**What is asked**
Pick out every line that holds the string "width" and copy it.

**Record list**

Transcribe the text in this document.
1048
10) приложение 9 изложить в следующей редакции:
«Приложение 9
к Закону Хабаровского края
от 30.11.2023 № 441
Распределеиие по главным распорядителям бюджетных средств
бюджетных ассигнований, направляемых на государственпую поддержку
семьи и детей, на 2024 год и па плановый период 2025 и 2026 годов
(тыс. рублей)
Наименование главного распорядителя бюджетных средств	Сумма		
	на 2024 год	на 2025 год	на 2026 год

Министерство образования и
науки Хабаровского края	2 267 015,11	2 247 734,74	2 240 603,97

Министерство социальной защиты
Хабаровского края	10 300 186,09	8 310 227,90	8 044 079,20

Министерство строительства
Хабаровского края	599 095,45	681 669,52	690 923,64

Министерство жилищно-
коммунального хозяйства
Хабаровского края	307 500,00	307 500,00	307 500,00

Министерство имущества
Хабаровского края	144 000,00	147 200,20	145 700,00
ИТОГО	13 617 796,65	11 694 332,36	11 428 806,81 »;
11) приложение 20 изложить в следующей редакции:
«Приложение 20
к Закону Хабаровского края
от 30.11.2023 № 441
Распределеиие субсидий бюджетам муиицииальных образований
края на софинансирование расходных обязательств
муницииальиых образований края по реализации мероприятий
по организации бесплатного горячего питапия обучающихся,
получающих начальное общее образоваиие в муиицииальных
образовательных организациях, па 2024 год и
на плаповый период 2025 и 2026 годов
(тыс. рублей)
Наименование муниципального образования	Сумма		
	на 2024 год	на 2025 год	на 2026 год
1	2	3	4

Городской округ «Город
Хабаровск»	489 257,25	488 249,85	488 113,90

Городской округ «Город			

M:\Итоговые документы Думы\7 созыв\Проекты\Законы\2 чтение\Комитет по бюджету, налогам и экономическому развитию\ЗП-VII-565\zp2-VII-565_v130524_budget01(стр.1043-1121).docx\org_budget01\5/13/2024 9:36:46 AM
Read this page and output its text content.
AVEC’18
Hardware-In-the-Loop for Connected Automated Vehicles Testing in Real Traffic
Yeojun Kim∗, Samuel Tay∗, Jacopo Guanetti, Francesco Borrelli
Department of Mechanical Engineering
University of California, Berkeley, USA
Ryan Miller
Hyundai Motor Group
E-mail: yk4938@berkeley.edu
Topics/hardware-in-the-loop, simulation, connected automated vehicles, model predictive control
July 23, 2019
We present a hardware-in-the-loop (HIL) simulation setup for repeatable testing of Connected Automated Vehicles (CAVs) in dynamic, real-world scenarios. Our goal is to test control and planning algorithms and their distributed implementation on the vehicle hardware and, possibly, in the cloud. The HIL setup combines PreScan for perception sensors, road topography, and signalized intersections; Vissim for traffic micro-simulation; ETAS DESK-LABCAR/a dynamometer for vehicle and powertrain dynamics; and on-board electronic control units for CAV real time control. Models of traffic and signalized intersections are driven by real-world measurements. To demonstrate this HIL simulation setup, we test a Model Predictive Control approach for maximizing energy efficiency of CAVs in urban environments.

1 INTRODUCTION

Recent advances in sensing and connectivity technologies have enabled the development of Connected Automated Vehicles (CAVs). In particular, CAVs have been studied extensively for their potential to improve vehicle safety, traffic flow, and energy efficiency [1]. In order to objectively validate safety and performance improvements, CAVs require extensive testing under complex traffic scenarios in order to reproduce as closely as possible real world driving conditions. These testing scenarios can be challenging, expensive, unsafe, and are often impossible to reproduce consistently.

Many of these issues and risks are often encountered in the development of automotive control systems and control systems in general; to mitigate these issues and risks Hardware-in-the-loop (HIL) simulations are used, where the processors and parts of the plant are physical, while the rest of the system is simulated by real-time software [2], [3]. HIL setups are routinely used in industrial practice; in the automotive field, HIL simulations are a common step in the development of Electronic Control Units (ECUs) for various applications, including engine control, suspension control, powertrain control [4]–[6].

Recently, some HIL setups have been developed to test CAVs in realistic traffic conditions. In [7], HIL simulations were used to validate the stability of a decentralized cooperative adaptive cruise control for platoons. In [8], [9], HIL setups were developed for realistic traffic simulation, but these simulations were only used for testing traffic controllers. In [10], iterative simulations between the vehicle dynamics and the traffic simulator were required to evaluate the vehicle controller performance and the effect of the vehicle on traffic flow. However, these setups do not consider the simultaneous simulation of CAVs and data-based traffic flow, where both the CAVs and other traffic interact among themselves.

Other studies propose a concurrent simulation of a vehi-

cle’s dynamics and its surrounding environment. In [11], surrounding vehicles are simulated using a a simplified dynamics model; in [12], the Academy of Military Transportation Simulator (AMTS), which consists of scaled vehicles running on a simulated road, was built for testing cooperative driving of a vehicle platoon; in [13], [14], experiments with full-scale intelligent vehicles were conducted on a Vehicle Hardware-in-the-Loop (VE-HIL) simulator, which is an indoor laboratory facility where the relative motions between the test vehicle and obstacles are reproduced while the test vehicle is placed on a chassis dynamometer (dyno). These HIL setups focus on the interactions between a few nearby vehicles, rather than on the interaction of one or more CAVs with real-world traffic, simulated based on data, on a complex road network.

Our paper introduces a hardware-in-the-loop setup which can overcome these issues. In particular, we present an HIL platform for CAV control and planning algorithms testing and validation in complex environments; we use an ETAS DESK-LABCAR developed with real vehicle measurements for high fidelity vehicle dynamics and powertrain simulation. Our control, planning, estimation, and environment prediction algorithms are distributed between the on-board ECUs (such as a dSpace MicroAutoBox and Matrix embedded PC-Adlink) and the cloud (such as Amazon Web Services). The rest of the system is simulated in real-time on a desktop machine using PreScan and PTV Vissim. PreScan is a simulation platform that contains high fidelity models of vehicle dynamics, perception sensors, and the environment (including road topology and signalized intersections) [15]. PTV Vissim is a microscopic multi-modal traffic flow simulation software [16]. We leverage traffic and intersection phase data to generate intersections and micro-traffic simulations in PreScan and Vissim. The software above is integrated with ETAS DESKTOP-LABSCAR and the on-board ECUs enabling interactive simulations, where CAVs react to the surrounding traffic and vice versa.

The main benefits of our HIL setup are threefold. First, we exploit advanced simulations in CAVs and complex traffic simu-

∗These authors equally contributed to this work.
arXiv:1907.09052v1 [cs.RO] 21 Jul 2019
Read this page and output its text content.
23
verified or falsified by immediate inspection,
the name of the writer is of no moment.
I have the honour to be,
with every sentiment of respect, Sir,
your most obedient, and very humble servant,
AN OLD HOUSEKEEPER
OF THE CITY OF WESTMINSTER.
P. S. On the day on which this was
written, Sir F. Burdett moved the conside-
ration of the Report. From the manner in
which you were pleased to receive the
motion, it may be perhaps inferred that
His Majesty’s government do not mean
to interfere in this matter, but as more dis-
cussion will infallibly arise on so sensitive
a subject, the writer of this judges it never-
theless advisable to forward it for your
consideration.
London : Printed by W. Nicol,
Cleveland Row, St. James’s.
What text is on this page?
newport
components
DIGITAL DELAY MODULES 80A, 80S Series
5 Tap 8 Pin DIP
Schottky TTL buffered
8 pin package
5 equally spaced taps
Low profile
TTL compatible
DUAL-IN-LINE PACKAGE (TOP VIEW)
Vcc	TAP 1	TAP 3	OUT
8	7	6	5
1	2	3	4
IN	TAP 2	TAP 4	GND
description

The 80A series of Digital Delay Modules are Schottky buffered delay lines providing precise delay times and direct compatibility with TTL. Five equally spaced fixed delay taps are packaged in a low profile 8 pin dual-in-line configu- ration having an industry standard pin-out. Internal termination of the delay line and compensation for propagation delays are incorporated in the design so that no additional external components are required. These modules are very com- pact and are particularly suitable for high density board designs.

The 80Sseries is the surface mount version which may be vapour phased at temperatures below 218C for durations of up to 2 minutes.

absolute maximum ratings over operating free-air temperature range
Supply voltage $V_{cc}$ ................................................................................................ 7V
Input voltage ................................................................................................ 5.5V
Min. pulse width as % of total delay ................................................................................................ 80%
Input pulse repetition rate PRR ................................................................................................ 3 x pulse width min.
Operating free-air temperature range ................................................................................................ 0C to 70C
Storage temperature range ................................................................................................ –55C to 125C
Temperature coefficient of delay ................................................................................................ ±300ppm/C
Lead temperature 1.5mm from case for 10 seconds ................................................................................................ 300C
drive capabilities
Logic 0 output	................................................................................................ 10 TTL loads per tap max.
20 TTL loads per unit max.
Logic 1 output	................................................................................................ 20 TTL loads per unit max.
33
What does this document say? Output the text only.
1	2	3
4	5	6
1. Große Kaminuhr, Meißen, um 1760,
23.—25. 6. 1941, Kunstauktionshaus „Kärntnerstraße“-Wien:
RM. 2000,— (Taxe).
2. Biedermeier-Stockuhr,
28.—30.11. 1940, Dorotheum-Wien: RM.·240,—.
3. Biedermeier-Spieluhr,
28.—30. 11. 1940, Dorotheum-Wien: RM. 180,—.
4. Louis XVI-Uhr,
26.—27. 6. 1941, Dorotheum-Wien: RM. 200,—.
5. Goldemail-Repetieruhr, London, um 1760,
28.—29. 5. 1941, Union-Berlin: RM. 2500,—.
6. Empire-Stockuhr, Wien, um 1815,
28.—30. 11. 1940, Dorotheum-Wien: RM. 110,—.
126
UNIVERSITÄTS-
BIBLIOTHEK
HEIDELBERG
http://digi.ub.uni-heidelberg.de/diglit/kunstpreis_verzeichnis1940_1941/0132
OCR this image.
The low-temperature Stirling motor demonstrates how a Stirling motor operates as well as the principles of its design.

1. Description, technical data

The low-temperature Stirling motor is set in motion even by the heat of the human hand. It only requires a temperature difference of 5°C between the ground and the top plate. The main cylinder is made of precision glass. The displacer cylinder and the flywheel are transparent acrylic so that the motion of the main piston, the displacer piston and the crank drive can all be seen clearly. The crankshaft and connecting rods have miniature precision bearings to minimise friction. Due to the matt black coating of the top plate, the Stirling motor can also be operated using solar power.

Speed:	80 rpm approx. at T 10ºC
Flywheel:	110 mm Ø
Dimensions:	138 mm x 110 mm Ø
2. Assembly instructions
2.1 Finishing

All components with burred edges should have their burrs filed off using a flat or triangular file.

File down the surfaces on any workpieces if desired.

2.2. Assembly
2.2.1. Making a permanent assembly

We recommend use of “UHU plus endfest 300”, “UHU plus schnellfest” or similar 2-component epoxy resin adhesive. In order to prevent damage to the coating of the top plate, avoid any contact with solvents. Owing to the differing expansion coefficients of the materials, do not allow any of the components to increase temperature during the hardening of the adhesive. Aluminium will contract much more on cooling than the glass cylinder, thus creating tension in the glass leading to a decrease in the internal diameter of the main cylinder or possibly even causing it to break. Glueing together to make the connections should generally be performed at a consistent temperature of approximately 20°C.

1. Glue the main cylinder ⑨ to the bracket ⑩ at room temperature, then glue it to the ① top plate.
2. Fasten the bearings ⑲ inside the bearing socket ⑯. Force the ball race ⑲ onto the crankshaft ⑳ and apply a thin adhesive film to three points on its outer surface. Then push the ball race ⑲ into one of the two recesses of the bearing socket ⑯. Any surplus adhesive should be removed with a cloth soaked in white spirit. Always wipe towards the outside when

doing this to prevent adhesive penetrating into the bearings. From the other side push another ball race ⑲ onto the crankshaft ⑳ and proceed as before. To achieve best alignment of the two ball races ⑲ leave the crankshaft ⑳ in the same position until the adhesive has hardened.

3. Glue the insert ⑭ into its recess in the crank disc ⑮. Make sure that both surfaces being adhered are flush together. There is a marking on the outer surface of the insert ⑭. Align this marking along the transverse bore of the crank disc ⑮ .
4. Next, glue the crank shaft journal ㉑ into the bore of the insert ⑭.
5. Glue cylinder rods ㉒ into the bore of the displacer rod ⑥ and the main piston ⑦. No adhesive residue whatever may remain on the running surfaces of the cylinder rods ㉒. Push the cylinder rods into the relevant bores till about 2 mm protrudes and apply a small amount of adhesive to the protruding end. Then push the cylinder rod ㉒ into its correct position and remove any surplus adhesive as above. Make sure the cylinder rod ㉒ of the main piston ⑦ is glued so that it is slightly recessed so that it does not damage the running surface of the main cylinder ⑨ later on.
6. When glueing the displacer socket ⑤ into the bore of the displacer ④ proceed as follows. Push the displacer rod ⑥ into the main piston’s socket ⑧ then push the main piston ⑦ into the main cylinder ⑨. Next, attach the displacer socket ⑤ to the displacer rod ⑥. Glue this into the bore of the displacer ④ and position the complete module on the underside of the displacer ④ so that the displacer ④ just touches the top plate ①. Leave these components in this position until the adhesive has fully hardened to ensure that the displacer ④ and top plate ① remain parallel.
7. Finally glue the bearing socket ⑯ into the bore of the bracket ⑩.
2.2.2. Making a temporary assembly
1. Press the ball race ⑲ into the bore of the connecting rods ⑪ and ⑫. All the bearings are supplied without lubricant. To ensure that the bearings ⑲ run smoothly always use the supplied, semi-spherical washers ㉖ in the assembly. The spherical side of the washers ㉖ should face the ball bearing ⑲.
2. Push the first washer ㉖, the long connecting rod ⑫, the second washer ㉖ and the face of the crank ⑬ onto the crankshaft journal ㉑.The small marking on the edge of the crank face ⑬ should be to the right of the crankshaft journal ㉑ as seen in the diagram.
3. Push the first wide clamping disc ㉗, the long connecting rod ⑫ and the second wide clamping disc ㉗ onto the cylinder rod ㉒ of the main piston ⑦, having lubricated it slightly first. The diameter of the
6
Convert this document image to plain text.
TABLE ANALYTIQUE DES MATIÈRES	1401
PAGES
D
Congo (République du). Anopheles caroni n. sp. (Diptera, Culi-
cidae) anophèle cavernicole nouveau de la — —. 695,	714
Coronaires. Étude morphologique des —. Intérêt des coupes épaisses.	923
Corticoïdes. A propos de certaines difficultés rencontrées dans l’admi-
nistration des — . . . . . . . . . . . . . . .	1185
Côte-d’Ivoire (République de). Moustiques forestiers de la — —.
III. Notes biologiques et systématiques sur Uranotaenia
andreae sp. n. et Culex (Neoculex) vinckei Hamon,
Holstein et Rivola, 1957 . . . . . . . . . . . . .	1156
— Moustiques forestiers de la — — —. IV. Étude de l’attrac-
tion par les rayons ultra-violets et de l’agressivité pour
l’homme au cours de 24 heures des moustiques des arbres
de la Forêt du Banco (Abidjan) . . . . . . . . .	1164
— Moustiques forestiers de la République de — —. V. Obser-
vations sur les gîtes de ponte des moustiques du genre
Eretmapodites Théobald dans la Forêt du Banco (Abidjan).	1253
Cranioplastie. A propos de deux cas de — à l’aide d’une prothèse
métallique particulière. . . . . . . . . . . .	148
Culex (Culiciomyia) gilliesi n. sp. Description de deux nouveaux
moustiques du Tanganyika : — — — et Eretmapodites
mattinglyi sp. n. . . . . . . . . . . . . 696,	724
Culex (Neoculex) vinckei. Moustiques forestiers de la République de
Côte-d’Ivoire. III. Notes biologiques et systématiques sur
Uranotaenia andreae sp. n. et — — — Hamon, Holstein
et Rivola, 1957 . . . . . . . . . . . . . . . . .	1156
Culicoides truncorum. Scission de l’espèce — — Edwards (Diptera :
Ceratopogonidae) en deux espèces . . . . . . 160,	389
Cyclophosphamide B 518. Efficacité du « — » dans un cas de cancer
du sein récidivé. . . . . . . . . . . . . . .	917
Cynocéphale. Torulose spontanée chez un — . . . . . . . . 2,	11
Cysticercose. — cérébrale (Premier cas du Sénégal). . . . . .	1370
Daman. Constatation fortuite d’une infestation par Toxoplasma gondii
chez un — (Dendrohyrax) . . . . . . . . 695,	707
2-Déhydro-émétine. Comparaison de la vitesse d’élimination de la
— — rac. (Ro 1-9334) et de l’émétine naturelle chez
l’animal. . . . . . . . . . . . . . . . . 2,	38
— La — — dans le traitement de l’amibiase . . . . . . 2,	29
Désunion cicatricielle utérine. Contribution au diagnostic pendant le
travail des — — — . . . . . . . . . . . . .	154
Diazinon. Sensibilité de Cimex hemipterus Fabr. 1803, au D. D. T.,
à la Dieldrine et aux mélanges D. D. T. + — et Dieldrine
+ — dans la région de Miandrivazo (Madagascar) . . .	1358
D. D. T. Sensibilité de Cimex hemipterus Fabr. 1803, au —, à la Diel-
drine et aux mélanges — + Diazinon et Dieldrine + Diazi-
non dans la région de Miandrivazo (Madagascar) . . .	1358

**Result**
Min. pulse width as % of total delay ................................................................................................ 80%
Input pulse repetition rate PRR ................................................................................................ 3 x pulse width min.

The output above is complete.